(SOURCE DOCUMENT begins)

All herbal products have their advantages and disadvantages. There are various modes of herbal preparations and types of delivery systems. In our clinic, we carefully select the standardized full-spectrum extracts, which we think is most effective and appropriate type of herbs for our patients. Let us compare the pros and cons of each preparation and its delivery system:

HERBAL DECOCTIONS: Although effective, there are several potential disadvantages to prescribing herbal decoctions. Patients find them time-consuming to prepare and sometimes unpleasant in taste and/or smell. Thus, patient compliance with decoction may often be poor. If there are herbs in the formula that require special handling, patients may find the complicated cooking process difficult to follow. Less than optimal cooking processes lead to incomplete extraction of active ingredients and compromise the overall effectiveness of the formula.

RAW HERB CAPSULES: Raw herb capsules may often contain high levels of fiber, bacteria, fungus, mold and sulfur from fumigation. Furthermore, bulk fiber requires digestion and may not be suitable for patients with weak constitutions or compromised digestive systems. Raw herb capsules are prevalent in the market but are not the best choice for practitioners who prescribe herbs for therapeutic purposes.

RAW HERB TABLETS: Raw herb powders are compressed into tablets using chemical binding agents that may be harmful to your body. All the disadvantages of raw herb capsules are also present in the raw herb tablets. Some manufacturers include an excess amount of fillers that dilute the potency of the final products. Others claim to sell concentrated herbal tablets that in fact contain mostly raw herb powder, evident from the visible fibers. Due to the slow onset of action and low concentration of active constituents, raw herb tablets are not ideal for therapeutic purposes.

FREEZE DRIED HERBS: With freeze dried herbs, the moisture is removed while the herbs are still frozen to prevent hydrolysis. Herbal products made from this process are highly unstable due to their hydroscopic nature (tendency to absorb moisture in the air). Their shelf life is short because they rapidly degrade biochemically.

STANDARDIZED EXTRACT: Herbal extraction processes for standardized extracts often use toxic solvents (i.e., acetones and hexanes) and high heat to yield a high content of one active ingredient. Though this process provides standardization based on one ingredient, it ignores the rest of the active constituents and their therapeutic actions. This delivery system is most commonly-seen in health food stores. Products of this nature are comparable to pharmaceuticals and not suitable for practitioners of herbal medicine who utilize the full-spectrum of therapeutic properties in each herb.

(SOURCE DOCUMENT ends)

LIST OF TASKS:
• 1. Answer these questions from the text on herbal preparations:
(a) Which two solvents does it name as examples used in standardized extract processes?
(b) Why is the shelf life of freeze dried herbs short?
(c) What do some manufacturers of raw herb tablets include that dilutes the potency of the final products?
• 2. Output the part of the text on herbal preparations verbatim, starting at "RAW HERB CAPSULES: Raw" and ending at "herbs for therapeutic purposes.".

(SOURCE DATA begins)

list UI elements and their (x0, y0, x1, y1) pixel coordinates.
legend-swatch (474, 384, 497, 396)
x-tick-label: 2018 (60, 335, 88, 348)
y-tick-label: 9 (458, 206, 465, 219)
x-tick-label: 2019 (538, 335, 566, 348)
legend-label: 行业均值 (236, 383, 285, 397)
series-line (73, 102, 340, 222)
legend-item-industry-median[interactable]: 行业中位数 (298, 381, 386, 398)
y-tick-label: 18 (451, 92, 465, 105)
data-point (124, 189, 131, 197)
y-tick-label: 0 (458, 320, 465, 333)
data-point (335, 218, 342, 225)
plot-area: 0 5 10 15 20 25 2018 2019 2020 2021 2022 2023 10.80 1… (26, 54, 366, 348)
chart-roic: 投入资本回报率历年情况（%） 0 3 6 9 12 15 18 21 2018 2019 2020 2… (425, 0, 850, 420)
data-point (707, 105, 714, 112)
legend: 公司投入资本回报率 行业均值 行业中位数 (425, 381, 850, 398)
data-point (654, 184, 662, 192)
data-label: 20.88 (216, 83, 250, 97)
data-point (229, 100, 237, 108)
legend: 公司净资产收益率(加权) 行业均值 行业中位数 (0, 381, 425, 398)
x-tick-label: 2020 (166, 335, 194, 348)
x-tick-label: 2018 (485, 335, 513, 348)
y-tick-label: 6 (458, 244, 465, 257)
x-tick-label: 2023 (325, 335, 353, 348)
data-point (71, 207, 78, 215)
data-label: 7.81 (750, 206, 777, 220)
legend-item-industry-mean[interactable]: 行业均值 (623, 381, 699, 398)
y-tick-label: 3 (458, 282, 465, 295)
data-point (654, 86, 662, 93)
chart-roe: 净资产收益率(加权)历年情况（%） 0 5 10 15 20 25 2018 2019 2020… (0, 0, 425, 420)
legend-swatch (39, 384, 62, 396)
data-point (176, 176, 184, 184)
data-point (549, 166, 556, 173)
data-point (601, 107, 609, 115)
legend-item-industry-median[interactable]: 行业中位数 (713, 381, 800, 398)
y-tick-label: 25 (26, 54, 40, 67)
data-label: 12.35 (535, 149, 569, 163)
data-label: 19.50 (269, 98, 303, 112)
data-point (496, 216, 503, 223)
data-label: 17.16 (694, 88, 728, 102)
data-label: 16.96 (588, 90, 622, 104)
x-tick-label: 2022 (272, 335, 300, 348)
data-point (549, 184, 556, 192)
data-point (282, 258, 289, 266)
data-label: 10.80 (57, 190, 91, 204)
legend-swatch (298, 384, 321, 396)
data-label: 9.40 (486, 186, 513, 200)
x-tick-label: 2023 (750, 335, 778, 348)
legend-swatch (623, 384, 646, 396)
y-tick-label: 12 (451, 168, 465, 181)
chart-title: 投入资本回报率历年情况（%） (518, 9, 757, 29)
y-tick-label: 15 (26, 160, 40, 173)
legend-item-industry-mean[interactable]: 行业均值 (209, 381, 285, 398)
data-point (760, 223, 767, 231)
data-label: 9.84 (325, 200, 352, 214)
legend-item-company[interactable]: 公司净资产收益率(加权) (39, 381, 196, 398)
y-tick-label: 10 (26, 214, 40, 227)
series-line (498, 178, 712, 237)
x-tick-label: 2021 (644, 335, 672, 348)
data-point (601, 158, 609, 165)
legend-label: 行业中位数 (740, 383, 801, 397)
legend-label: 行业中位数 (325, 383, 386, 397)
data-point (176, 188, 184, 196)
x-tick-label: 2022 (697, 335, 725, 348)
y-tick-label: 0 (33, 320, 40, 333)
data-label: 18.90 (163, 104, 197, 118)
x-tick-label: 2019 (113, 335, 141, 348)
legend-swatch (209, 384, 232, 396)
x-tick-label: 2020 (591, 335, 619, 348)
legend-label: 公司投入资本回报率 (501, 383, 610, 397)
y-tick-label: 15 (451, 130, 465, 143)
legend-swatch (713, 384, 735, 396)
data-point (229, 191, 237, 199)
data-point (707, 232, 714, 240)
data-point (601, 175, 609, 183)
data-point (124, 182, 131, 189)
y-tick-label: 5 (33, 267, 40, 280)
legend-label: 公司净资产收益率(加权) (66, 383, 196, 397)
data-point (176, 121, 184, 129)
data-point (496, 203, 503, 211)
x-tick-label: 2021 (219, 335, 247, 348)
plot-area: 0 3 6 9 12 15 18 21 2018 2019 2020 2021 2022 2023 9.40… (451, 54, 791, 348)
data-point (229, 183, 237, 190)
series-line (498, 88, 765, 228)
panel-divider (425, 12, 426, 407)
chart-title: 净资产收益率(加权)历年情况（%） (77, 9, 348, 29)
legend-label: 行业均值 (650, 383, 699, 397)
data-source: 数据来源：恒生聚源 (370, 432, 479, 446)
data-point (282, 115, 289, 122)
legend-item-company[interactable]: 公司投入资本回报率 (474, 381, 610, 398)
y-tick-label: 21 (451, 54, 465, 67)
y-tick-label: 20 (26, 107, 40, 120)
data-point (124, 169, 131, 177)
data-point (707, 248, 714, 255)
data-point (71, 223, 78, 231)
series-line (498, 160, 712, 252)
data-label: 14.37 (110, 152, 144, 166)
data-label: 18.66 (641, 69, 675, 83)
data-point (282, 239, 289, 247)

(SOURCE DATA ends)

LIST OF SOLUTIONS:
• 1.
(a) Acetones and hexanes.
(b) Freeze dried herbs rapidly degrade biochemically.
(c) An excess amount of fillers.

• 2.
RAW HERB CAPSULES: Raw herb capsules may often contain high levels of fiber, bacteria, fungus, mold and sulfur from fumigation. Furthermore, bulk fiber requires digestion and may not be suitable for patients with weak constitutions or compromised digestive systems. Raw herb capsules are prevalent in the market but are not the best choice for practitioners who prescribe herbs for therapeutic purposes.